(EXERCISE BRIEF)
Select and copy out every line in the records containing "Number".

▽

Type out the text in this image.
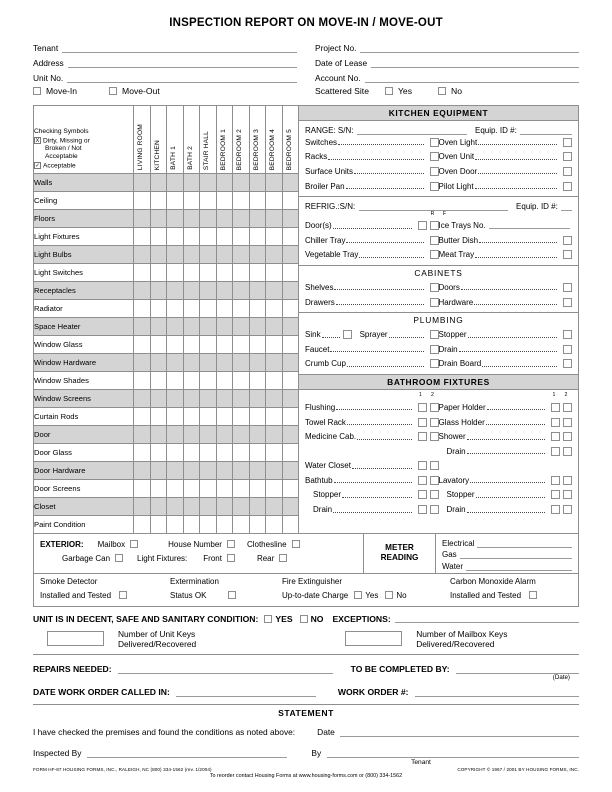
INSPECTION REPORT ON MOVE-IN / MOVE-OUT
Tenant
Address
Unit No.
Move-In	Move-Out
Project No.
Date of Lease
Account No.
Scattered Site	Yes	No
Checking Symbols
X Dirty, Missing or
Broken / Not
Acceptable
✓ Acceptable	LIVING ROOM	KITCHEN	BATH 1	BATH 2	STAIR HALL	BEDROOM 1	BEDROOM 2	BEDROOM 3	BEDROOM 4	BEDROOM 5

Walls										
Ceiling										
Floors										
Light Fixtures										
Light Bulbs										
Light Switches										
Receptacles										
Radiator										
Space Heater										
Window Glass										
Window Hardware										
Window Shades										
Window Screens										
Curtain Rods										
Door										
Door Glass										
Door Hardware										
Door Screens										
Closet										
Paint Condition										
KITCHEN EQUIPMENT
RANGE: S/N:	Equip. ID #:
Switches	Oven Light
Racks	Oven Unit
Surface Units	Oven Door
Broiler Pan	Pilot Light
REFRIG.:S/N:	Equip. ID #:
R	F
Door(s)	Ice Trays No.
Chiller Tray	Butter Dish
Vegetable Tray	Meat Tray
CABINETS
Shelves	Doors
Drawers	Hardware
PLUMBING
Sink	Sprayer	Stopper
Faucet	Drain
Crumb Cup	Drain Board
BATHROOM FIXTURES
1	2	1	2
Flushing	Paper Holder
Towel Rack	Glass Holder
Medicine Cab.	Shower
Drain
Water Closet
Bathtub	Lavatory
Stopper	Stopper
Drain	Drain
EXTERIOR: Mailbox	House Number	Clothesline
Garbage Can	Light Fixtures: Front	Rear
METER
READING
Electrical
Gas
Water
Smoke Detector
Installed and Tested
Extermination
Status OK
Fire Extinguisher
Up-to-date Charge Yes No
Carbon Monoxide Alarm
Installed and Tested
UNIT IS IN DECENT, SAFE AND SANITARY CONDITION: YES NO EXCEPTIONS:
Number of Unit Keys Delivered/Recovered
Number of Mailbox Keys Delivered/Recovered
REPAIRS NEEDED:	TO BE COMPLETED BY:
(Date)
DATE WORK ORDER CALLED IN:	WORK ORDER #:
STATEMENT
I have checked the premises and found the conditions as noted above:	Date
Inspected By	By
Tenant
FORM HF-87 HOUSING FORMS, INC., RALEIGH, NC (800) 334-1562 (rev. 1/2004)	COPYRIGHT © 1967 / 2001 BY HOUSING FORMS, INC.
To reorder contact Housing Forms at www.housing-forms.com or (800) 334-1562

△

(TASK OUTPUT)
EXTERIOR: Mailbox	House Number	Clothesline
Number of Unit Keys Delivered/Recovered
Number of Mailbox Keys Delivered/Recovered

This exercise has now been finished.